---- ИСХОДНЫЙ ТЕКСТ

Внешним видом фугу в точности соответствует названию своего семейства. К тому же эта рыба имеет особенность раздуваться в два раза, когда напугана, всасывая в себя морскую воду. Тогда же она любит колоться шипами, выбрасывая нервнопаралитический газ тетрадотоксин, который в 1200 раз сильнее цианистого калия. Одна рыба фугу — это торпеда с запасом тетрадотоксина, достаточного, чтобы отправить на тот свет 30 человек. Японские ученые были так озадачены токсичностью сравнительно небольшой рыбешки, что организовали проект по вычленению ее генетических кодов.
Каждый год в Японии от фугу умирает больше 100 человек. Нет, рыбаки не хватают ее голыми руками, а купальщики не наступают на нее на мелководье. Японцы почитают ее за деликатес, готовят и едят. Наша поговорка “на елку залезть и задницу не ободрать” переводится на японский как “я хочу есть фугу, но не хочу умереть”. Самой знаменитой жертвой фугу стал актер театра Кабуки, “национальное достояние” Мицугоро Бандо. Яд у фугу обычно концентрируется в печенке, коже и в яичниках, а он приготовил и съел не одну и не две, а целых четыре порции фуговской печенки.

--------
---- ФРАГМЕНТ ЛИСТИНГА

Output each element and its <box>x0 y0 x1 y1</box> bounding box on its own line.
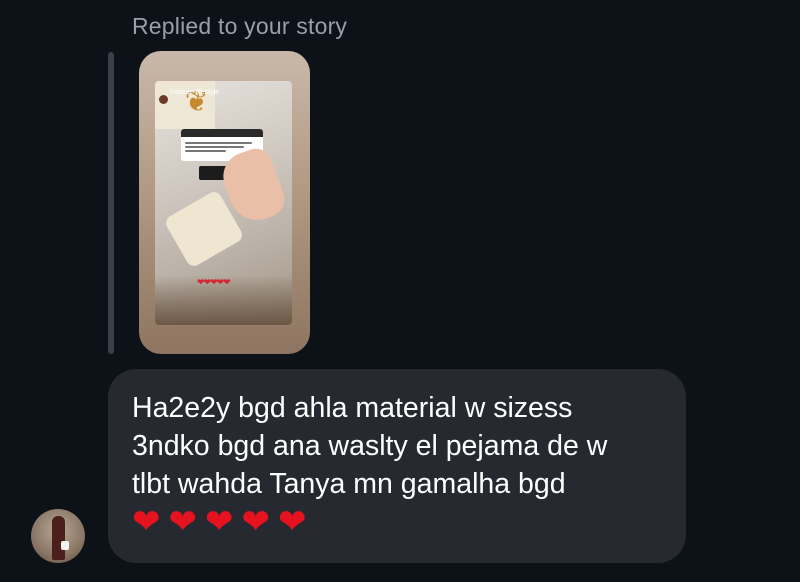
story-bottom-shade <box>155 275 292 325</box>
reply-indicator-bar <box>108 52 114 354</box>
avatar-bag <box>61 541 69 550</box>
dm-thread: Replied to your story ❦ hadeer_lifestyle… <box>0 0 800 582</box>
story-author-avatar <box>159 95 168 104</box>
story-question-header <box>181 129 263 137</box>
avatar-figure <box>52 516 65 560</box>
sender-avatar[interactable] <box>31 509 85 563</box>
heart-icon: ❤ <box>241 503 271 541</box>
heart-icon: ❤ <box>278 503 307 541</box>
message-bubble[interactable]: Ha2e2y bgd ahla material w sizess 3ndko … <box>108 369 686 563</box>
message-line: Ha2e2y bgd ahla material w sizess <box>132 392 573 424</box>
story-thumbnail: ❦ hadeer_lifestyle ❤❤❤❤❤ <box>155 81 292 325</box>
message-line: 3ndko bgd ana waslty el pejama de w <box>132 430 608 462</box>
heart-icon: ❤ <box>132 503 161 541</box>
reply-caption: Replied to your story <box>132 13 348 39</box>
story-preview[interactable]: ❦ hadeer_lifestyle ❤❤❤❤❤ <box>139 51 310 354</box>
story-username: hadeer_lifestyle <box>170 89 220 96</box>
message-hearts: ❤ ❤ ❤ ❤ ❤ <box>132 503 662 541</box>
message-line: tlbt wahda Tanya mn gamalha bgd <box>132 468 566 500</box>
heart-icon: ❤ <box>205 503 234 541</box>
heart-icon: ❤ <box>168 503 198 541</box>
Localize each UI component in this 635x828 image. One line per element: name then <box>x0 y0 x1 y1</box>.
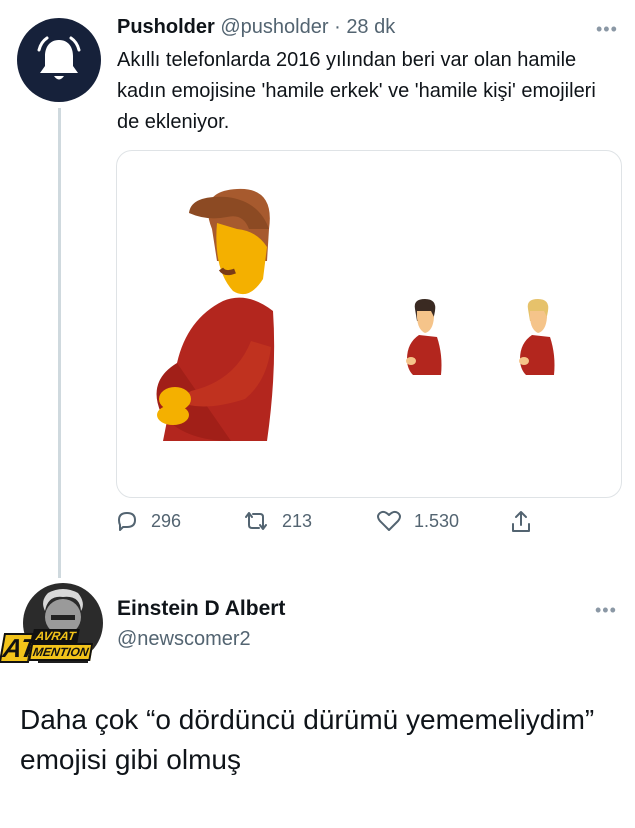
avatar-badge: AT AVRAT MENTION <box>0 625 98 665</box>
thread-line <box>58 108 61 578</box>
tweet-actions: 296 213 1.530 <box>115 509 535 541</box>
avatar-einstein[interactable]: AT AVRAT MENTION <box>0 581 108 671</box>
display-name[interactable]: Pusholder <box>117 16 215 38</box>
timestamp[interactable]: 28 dk <box>346 16 395 38</box>
retweet-icon <box>245 512 267 530</box>
tweet-text: Akıllı telefonlarda 2016 yılından beri v… <box>117 49 596 133</box>
bell-icon <box>37 36 81 80</box>
pregnant-man-blond-hair <box>519 299 555 375</box>
reply-count: 296 <box>151 510 182 531</box>
badge-line2: MENTION <box>28 643 94 661</box>
handle[interactable]: @pusholder <box>220 16 328 38</box>
handle-2[interactable]: @newscomer2 <box>117 628 251 651</box>
reply-icon <box>118 512 136 531</box>
retweet-count: 213 <box>282 510 313 531</box>
reply-button[interactable]: 296 <box>115 509 181 533</box>
pregnant-man-dark-hair <box>406 299 442 375</box>
separator: · <box>334 16 341 38</box>
pregnant-man-emoji-image <box>156 188 555 441</box>
reply-text: Daha çok “o dördüncü dürümü yememeliydim… <box>20 704 595 775</box>
display-name-2[interactable]: Einstein D Albert <box>117 597 285 621</box>
badge-line1: AVRAT <box>31 629 80 643</box>
more-dots-icon[interactable]: ••• <box>596 19 618 40</box>
retweet-button[interactable]: 213 <box>242 509 312 533</box>
share-button[interactable] <box>509 509 533 535</box>
like-icon <box>377 510 401 531</box>
like-button[interactable]: 1.530 <box>376 509 459 533</box>
tweet-media[interactable] <box>116 150 622 498</box>
more-dots-icon[interactable]: ••• <box>595 600 617 621</box>
share-icon <box>512 511 530 532</box>
avatar-pusholder[interactable] <box>17 18 101 102</box>
like-count: 1.530 <box>414 510 460 531</box>
pregnant-man-large <box>156 188 275 441</box>
tweet-header: Pusholder @pusholder · 28 dk <box>117 16 395 39</box>
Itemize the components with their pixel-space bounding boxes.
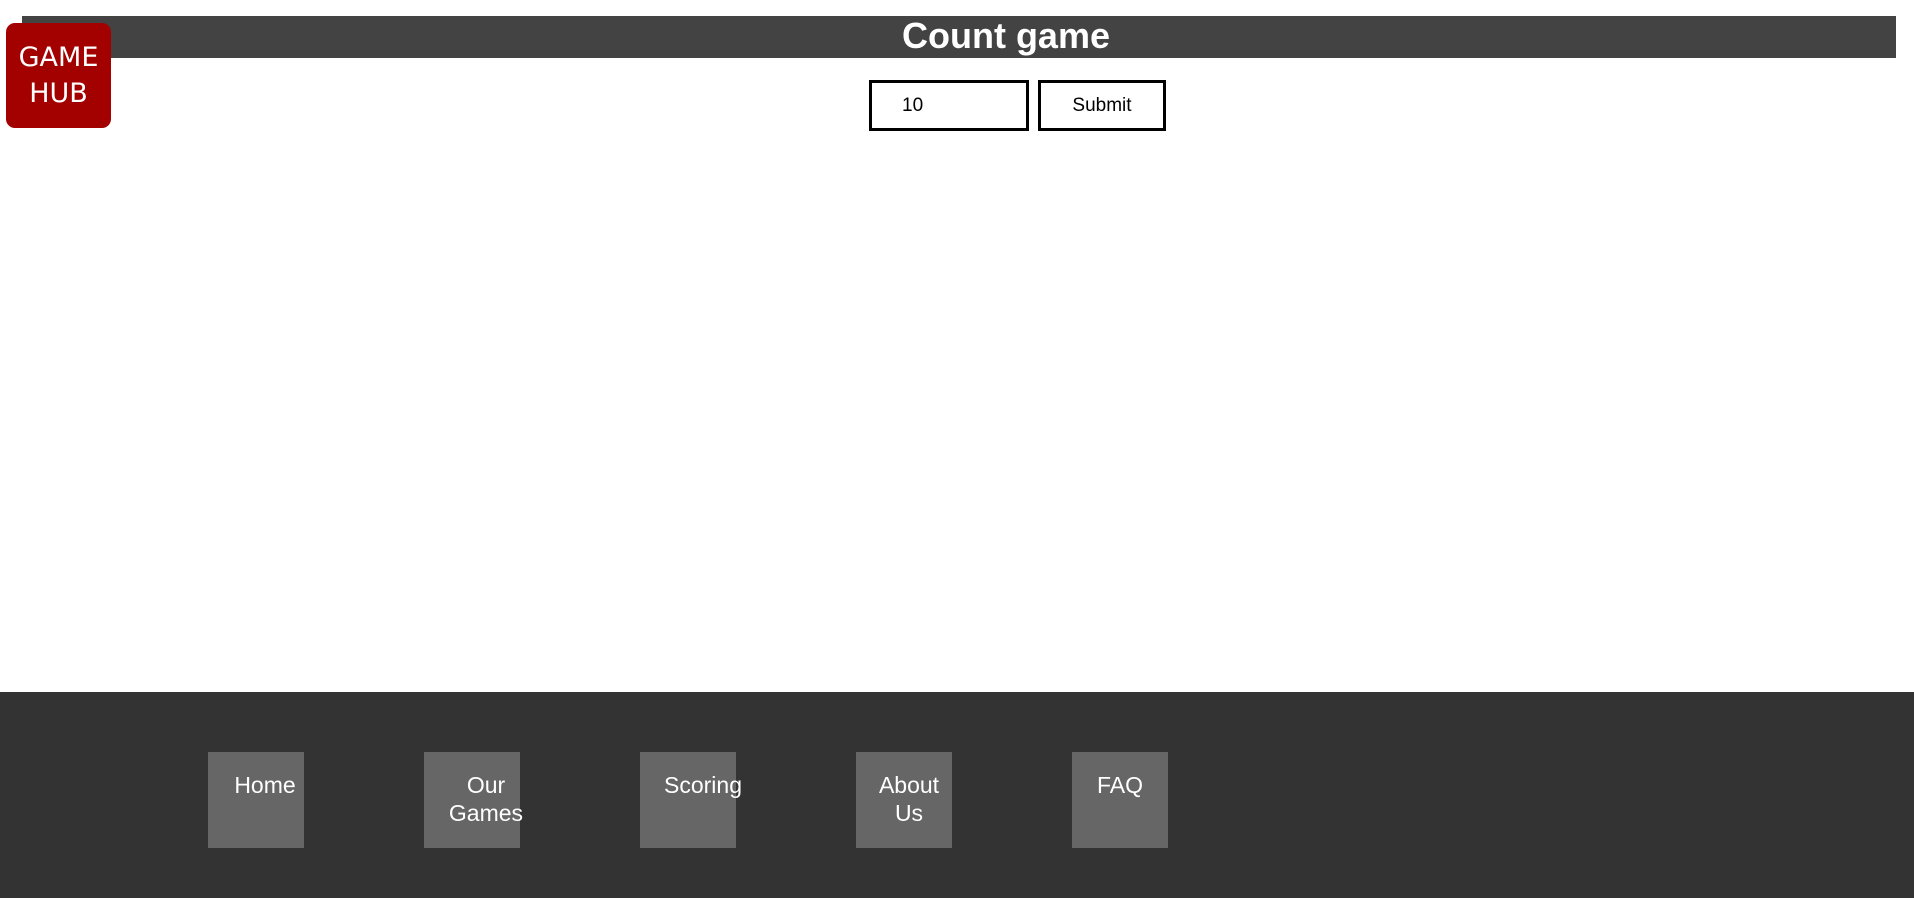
page-title: Count game: [901, 15, 1110, 56]
nav-faq-label: FAQ: [1096, 772, 1143, 798]
game-hub-logo[interactable]: GAME HUB: [6, 23, 111, 128]
submit-button[interactable]: Submit: [1038, 80, 1166, 131]
page: Count game GAME HUB Submit Home Our Game…: [0, 0, 1914, 898]
nav-home[interactable]: Home: [208, 752, 304, 848]
nav-about-us-label: About Us: [878, 772, 940, 826]
nav-faq[interactable]: FAQ: [1072, 752, 1168, 848]
nav-about-us[interactable]: About Us: [856, 752, 952, 848]
nav-scoring[interactable]: Scoring: [640, 752, 742, 848]
nav-our-games-label: Our Games: [448, 772, 524, 826]
nav-home-label: Home: [234, 772, 296, 798]
logo-line-1: GAME: [18, 41, 99, 73]
nav-our-games[interactable]: Our Games: [424, 752, 523, 848]
logo-line-2: HUB: [29, 77, 88, 109]
nav-scoring-label: Scoring: [664, 772, 742, 798]
count-input[interactable]: [869, 80, 1029, 131]
footer: Home Our Games Scoring About Us FAQ: [0, 692, 1914, 898]
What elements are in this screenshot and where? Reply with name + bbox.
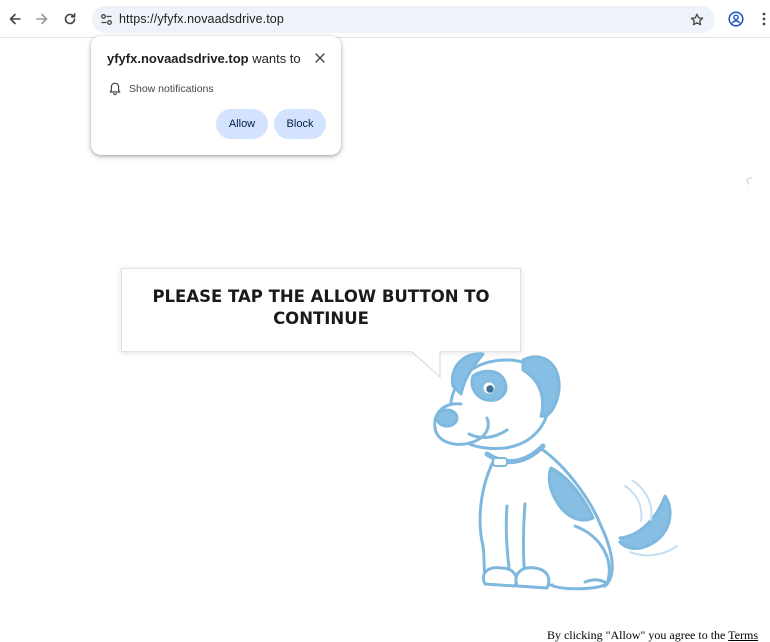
arrow-left-icon (9, 13, 21, 25)
forward-button[interactable] (32, 9, 52, 29)
star-icon (690, 13, 703, 25)
allow-button[interactable]: Allow (216, 109, 268, 139)
popup-close-button[interactable] (312, 50, 328, 66)
permission-label: Show notifications (129, 83, 214, 95)
menu-button[interactable] (754, 9, 770, 29)
notification-permission-popup: yfyfx.novaadsdrive.top wants to Show not… (91, 36, 341, 155)
popup-site-name: yfyfx.novaadsdrive.top (107, 51, 249, 66)
reload-icon (64, 13, 76, 25)
footer-text: By clicking "Allow" you agree to the (546, 628, 726, 642)
bell-icon (109, 82, 121, 96)
more-vert-icon (762, 12, 766, 26)
back-button[interactable] (5, 9, 25, 29)
speech-bubble: PLEASE TAP THE ALLOW BUTTON TO CONTINUE (121, 268, 521, 352)
tune-icon (101, 14, 112, 25)
block-button[interactable]: Block (274, 109, 326, 139)
dog-illustration (433, 352, 678, 591)
arrow-right-icon (36, 13, 48, 25)
terms-footer: By clicking "Allow" you agree to the Ter… (547, 628, 758, 642)
reload-button[interactable] (60, 9, 80, 29)
popup-title: yfyfx.novaadsdrive.top wants to (107, 51, 301, 66)
site-info-button[interactable] (98, 11, 115, 28)
popup-wants-to: wants to (252, 51, 301, 66)
url-text[interactable]: https://yfyfx.novaadsdrive.top (119, 12, 284, 26)
browser-toolbar: https://yfyfx.novaadsdrive.top (0, 0, 770, 38)
close-icon (315, 53, 325, 63)
terms-link[interactable]: Terms (728, 628, 758, 642)
profile-button[interactable] (726, 9, 746, 29)
bubble-message: PLEASE TAP THE ALLOW BUTTON TO CONTINUE (152, 287, 490, 328)
decorative-mark (746, 177, 754, 185)
profile-icon (728, 11, 744, 27)
bookmark-button[interactable] (688, 11, 705, 28)
address-bar[interactable]: https://yfyfx.novaadsdrive.top (92, 6, 715, 33)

--------

◆ ВЫПОЛНИТЕ ЗАДАНИЯ:
1. Ответьте на вопросы по тексту о рыбе фугу:
(a) Во сколько раз тетрадотоксин сильнее цианистого калия?
(b) Сколько человек в Японии ежегодно умирает от фугу?
(c) Сколько порций печенки фугу приготовил и съел Мицугоро Бандо?
2. Воспроизведите без изменений строки листинга от строки с «story-bottom-shade <box>155 275 292 325</box>» до строки с «Localize each UI», включая обе эти строки.

◆ ОЖИДАЕМЫЕ ОТВЕТЫ:
1.
(a) В 1200 раз.
(b) Больше 100 человек.
(c) Четыре порции.

2.
story-bottom-shade <box>155 275 292 325</box>
reply-indicator-bar <box>108 52 114 354</box>
avatar-bag <box>61 541 69 550</box>
dm-thread: Replied to your story ❦ hadeer_lifestyle… <box>0 0 800 582</box>
story-author-avatar <box>159 95 168 104</box>
story-question-header <box>181 129 263 137</box>
avatar-figure <box>52 516 65 560</box>
sender-avatar[interactable] <box>31 509 85 563</box>
heart-icon: ❤ <box>241 503 271 541</box>
heart-icon: ❤ <box>278 503 307 541</box>
message-bubble[interactable]: Ha2e2y bgd ahla material w sizess 3ndko … <box>108 369 686 563</box>
message-line: Ha2e2y bgd ahla material w sizess <box>132 392 573 424</box>
story-thumbnail: ❦ hadeer_lifestyle ❤❤❤❤❤ <box>155 81 292 325</box>
message-line: 3ndko bgd ana waslty el pejama de w <box>132 430 608 462</box>
heart-icon: ❤ <box>132 503 161 541</box>
reply-caption: Replied to your story <box>132 13 348 39</box>
story-preview[interactable]: ❦ hadeer_lifestyle ❤❤❤❤❤ <box>139 51 310 354</box>
story-username: hadeer_lifestyle <box>170 89 220 96</box>
message-hearts: ❤ ❤ ❤ ❤ ❤ <box>132 503 662 541</box>
message-line: tlbt wahda Tanya mn gamalha bgd <box>132 468 566 500</box>
heart-icon: ❤ <box>205 503 234 541</box>
heart-icon: ❤ <box>168 503 198 541</box>
Localize each UI component in this 635x828 image. One line per element: name then <box>x0 y0 x1 y1</box>.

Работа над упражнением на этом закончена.